Provided text:
[Start]

Black-and-white photo of basketball player Damian Lillard and other Black people, each standing with a fist raised in protest.

Group Uses Sports to Combat Hate Speech

Black-and-white photo of basketball player Damian Lillard and other Black people, each standing with a fist raised in protest.

The international Sports Working Group was created to use athletes’ and teams’ platforms to combat hate speech and violence. Here, NBA star Damian Lillard takes part in a 2020 Black Lives Matter protest. (“Damian Lillard at the Black Lives Matter march in Portland” by Matthew Roth via Flickr / CC BY-NC 2.0 license)

By Joe Porrello

Sports have long been used to encourage camaraderie among children. They also bring people together with those from many different backgrounds cheering in unison for the same team. Last year, a group was created to use sports to combat rising hate speech and crimes.

The United Nations and Eradicate Hate Global Summit partnered in 2022 to establish the Sports Working Group to collaborate with teams “to foster acceptance and mutual respect and counter hate speech around the world,” according to the summit’s website.

“The interest and support for this initiative and to work with United Nations to fight hate speech has been overwhelming,” said SWG Co-Chair Michelle Rosenthal at the 2022 Eradicate Hate Global Summit.

The group says fan allegiance and commitment gives athletes and their teams a distinctive platform to fight hate speech.

People of all ages imitate their favorite professional sports players not only athletically but also sometimes socially.

“Athletes are heroes to many, including extremists, so who better to carry the message of acceptance, mutual respect and compassion to those who most need to hear it,” said Laura Ellsworth, an attorney and co-chair of the Eradicate Hate Global Summit, at an Act Against Hate Alliance press conference May 17.

[End]

Brief: List every person named in the article on using sports to fight hate speech.

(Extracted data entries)
[Start]

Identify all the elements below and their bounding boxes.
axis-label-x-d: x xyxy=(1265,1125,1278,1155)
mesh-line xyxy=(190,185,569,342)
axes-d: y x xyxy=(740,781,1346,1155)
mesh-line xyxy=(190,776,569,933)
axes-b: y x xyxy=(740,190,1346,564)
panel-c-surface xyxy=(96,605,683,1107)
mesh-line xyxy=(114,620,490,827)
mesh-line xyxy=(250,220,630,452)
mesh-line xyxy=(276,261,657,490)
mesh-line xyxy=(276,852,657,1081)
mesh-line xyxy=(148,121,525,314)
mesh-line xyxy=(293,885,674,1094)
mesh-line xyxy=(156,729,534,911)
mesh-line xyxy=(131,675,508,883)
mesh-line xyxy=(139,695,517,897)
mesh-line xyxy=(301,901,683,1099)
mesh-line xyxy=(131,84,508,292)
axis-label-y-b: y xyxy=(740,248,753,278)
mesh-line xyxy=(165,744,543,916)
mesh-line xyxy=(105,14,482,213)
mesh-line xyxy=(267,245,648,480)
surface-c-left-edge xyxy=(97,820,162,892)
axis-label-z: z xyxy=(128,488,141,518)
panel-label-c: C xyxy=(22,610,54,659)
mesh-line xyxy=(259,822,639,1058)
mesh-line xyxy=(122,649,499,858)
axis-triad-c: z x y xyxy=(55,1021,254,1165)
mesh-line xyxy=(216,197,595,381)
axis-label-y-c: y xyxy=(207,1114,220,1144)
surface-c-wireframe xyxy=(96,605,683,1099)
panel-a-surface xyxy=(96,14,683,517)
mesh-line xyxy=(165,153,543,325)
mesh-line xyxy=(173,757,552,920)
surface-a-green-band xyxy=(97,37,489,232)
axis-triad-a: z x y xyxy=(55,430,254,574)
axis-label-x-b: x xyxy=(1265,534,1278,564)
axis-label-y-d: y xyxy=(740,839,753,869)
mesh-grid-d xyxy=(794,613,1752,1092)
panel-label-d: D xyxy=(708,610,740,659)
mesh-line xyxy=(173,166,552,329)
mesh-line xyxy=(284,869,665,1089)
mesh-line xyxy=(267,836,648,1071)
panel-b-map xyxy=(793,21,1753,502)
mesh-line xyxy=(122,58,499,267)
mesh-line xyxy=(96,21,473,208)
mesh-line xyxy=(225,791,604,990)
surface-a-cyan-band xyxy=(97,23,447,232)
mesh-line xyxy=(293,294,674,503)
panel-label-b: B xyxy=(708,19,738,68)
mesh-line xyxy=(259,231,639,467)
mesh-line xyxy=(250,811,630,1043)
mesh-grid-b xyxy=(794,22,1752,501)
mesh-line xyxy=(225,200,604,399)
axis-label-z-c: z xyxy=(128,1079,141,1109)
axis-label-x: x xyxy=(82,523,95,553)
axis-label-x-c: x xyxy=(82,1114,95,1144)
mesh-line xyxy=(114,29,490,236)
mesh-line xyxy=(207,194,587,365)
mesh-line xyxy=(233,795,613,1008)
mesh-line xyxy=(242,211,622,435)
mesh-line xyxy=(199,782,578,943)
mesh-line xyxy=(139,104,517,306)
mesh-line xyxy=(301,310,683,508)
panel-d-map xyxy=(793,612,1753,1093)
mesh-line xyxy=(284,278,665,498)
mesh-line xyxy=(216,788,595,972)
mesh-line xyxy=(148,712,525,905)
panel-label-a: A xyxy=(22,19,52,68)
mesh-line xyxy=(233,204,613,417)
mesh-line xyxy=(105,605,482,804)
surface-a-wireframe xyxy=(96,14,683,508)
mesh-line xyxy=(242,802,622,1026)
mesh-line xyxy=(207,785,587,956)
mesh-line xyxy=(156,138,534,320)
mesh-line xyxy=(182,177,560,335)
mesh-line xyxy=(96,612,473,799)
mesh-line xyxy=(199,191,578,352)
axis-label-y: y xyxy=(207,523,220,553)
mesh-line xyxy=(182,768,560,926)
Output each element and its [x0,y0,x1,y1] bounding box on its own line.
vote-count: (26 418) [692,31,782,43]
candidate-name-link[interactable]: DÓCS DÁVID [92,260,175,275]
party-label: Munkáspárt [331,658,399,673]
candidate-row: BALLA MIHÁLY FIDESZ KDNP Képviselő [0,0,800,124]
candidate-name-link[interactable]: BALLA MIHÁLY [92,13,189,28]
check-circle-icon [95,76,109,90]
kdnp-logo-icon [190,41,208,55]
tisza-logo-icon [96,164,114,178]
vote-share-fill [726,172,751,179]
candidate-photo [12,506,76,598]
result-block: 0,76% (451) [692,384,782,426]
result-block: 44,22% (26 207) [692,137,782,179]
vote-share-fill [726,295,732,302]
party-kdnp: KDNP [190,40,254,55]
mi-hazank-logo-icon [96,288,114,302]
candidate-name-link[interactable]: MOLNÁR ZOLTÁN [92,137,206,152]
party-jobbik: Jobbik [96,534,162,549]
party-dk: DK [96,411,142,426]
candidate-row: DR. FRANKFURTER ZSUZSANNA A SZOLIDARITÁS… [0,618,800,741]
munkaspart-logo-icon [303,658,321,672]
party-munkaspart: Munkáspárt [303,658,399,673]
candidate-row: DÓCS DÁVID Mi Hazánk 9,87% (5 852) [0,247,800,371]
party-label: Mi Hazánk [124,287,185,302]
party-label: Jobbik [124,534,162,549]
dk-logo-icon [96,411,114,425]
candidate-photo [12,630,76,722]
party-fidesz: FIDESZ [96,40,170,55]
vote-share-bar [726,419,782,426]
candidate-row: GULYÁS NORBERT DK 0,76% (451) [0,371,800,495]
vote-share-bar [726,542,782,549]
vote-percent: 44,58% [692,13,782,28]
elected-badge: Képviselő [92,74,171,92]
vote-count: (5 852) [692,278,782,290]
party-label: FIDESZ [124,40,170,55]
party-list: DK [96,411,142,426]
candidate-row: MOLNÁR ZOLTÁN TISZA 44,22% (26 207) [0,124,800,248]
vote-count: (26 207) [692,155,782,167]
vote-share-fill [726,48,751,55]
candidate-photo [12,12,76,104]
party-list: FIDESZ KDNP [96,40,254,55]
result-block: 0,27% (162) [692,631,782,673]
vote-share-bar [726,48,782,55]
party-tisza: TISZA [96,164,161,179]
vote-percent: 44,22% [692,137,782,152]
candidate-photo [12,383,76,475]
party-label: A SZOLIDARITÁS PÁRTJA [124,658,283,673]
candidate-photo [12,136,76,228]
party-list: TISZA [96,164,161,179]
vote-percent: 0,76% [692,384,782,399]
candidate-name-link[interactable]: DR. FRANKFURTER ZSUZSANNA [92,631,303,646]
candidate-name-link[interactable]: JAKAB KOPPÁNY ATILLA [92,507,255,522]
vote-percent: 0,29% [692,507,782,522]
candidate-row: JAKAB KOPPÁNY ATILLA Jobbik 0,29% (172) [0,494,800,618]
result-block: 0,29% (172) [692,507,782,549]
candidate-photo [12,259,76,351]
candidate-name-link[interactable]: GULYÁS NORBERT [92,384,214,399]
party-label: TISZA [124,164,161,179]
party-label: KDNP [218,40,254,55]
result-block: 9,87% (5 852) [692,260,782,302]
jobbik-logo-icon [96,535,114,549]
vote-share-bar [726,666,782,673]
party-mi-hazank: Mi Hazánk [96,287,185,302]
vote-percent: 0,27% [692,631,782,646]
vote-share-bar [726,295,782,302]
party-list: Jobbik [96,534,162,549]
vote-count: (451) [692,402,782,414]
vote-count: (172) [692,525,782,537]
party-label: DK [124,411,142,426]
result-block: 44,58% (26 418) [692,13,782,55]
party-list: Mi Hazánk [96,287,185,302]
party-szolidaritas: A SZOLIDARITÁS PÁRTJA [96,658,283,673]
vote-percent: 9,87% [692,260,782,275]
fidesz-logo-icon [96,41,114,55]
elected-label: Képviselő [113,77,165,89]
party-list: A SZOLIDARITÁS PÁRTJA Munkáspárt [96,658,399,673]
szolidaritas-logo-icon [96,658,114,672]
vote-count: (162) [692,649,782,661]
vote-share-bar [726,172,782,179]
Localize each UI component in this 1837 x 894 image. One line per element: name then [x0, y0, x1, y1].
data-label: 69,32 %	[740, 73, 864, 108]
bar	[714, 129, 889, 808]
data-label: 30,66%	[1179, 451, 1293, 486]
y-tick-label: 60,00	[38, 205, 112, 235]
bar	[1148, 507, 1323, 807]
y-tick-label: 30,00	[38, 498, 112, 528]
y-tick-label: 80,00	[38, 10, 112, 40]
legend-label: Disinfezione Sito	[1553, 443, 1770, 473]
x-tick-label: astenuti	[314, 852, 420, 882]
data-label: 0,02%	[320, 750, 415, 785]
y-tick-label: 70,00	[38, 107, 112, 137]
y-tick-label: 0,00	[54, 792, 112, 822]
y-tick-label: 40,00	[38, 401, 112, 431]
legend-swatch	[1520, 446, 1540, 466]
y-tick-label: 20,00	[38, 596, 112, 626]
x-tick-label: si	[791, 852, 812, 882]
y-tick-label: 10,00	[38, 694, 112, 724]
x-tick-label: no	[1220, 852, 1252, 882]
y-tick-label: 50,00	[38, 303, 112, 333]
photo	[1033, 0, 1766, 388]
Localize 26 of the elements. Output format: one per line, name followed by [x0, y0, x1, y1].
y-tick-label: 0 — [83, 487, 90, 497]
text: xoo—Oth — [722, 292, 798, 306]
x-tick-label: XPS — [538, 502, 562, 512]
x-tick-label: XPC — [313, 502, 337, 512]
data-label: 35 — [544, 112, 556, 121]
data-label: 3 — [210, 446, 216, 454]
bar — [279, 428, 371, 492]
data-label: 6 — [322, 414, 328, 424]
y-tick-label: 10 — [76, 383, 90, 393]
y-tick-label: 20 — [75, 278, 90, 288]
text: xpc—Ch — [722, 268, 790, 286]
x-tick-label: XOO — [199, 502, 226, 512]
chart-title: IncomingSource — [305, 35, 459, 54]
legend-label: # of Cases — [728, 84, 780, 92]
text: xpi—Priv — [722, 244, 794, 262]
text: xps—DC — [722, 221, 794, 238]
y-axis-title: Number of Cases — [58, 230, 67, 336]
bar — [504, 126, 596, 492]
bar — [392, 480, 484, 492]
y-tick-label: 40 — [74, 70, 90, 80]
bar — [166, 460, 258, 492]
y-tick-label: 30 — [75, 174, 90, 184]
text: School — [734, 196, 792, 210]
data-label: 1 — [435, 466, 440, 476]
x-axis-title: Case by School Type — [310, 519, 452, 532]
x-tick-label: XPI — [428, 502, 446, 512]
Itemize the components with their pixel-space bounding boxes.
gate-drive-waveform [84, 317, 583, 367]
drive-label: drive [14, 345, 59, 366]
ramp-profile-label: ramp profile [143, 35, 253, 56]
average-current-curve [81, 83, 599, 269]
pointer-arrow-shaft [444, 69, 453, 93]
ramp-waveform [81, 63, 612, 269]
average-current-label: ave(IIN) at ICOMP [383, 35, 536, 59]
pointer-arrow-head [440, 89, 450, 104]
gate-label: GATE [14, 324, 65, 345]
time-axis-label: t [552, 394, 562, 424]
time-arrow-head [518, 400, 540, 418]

[End]

Solution: Damian Lillard, Matthew Roth, Joe Porrello, Michelle Rosenthal, Laura Ellsworth